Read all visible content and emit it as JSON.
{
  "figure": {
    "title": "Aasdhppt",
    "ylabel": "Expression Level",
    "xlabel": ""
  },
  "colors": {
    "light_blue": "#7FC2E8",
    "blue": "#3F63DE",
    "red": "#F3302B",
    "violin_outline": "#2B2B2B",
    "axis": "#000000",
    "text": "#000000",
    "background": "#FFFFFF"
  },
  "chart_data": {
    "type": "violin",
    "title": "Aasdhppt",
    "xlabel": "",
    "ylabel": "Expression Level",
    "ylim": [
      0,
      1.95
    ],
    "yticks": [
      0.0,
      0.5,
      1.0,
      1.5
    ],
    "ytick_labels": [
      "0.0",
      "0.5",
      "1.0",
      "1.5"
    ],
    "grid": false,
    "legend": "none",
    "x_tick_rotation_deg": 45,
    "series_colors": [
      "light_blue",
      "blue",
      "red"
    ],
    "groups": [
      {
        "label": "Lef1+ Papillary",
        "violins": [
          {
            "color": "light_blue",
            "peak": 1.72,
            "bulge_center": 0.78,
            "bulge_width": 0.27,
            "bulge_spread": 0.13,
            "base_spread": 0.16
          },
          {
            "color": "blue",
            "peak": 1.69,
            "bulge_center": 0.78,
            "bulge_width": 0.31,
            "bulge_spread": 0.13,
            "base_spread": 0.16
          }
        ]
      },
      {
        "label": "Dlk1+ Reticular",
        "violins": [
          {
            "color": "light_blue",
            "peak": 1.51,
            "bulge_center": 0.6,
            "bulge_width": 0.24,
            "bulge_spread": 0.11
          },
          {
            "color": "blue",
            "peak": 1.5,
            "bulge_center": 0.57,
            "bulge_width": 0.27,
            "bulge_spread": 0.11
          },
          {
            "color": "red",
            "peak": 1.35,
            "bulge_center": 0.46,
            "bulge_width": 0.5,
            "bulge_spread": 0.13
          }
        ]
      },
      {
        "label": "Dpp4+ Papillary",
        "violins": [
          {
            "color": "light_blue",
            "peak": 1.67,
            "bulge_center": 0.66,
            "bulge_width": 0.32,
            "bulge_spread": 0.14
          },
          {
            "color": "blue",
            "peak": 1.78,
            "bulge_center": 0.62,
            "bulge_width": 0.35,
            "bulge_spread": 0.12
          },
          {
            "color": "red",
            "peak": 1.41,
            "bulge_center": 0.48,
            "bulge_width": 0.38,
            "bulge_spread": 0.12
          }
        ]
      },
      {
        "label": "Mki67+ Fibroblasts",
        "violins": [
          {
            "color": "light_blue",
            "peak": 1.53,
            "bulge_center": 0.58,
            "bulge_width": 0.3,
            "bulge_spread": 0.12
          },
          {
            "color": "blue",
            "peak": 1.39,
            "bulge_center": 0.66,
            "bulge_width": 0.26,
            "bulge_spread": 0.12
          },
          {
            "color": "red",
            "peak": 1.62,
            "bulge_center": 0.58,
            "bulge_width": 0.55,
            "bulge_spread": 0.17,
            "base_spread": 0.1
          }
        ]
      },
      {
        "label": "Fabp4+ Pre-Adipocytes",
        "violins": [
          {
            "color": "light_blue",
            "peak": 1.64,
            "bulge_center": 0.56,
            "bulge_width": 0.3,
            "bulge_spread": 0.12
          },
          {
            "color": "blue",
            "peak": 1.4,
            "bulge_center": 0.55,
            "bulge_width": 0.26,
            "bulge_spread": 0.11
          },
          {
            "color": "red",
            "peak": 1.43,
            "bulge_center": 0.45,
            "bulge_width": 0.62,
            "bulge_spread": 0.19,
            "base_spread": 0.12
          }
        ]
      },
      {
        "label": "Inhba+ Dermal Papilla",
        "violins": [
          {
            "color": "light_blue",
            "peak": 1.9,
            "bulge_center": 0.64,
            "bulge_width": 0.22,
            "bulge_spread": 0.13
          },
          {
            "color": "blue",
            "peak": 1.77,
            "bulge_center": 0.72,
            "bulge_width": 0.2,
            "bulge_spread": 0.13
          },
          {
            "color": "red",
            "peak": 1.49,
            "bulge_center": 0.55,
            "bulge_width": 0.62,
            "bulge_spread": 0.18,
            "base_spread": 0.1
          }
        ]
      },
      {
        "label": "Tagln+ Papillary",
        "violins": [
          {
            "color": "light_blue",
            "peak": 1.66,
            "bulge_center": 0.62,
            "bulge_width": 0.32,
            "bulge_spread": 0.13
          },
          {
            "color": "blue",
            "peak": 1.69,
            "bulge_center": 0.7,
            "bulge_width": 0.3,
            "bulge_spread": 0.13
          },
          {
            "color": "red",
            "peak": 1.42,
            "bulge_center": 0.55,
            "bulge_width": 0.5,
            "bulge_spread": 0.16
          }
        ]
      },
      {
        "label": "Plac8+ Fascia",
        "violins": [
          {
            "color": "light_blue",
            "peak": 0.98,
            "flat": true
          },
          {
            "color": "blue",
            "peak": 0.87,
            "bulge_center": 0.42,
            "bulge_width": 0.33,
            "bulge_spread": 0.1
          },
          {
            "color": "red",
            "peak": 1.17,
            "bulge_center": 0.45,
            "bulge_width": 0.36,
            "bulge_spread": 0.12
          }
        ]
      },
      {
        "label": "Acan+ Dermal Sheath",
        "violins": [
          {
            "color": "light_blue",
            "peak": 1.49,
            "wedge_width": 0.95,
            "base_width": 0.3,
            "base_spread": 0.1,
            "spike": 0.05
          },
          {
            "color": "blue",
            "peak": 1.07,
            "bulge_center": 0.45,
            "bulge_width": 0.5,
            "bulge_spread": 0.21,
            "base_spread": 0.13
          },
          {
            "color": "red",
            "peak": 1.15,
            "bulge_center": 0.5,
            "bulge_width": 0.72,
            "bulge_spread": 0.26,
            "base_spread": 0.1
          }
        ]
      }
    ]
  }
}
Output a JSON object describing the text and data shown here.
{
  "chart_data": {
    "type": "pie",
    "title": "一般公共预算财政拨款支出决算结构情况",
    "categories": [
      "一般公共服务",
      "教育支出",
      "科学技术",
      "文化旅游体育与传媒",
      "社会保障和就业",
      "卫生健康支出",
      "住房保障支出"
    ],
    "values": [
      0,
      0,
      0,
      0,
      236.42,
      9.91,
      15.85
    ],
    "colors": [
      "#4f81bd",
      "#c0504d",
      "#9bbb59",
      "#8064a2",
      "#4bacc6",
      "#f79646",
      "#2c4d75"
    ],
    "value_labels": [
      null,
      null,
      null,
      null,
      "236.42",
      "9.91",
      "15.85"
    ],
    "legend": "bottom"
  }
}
________________
* [TASK] From the listing above, copy every line that includes the word "Dermal".

* [EXERCISE RESPONSE]
        "label": "Inhba+ Dermal Papilla",
        "label": "Acan+ Dermal Sheath",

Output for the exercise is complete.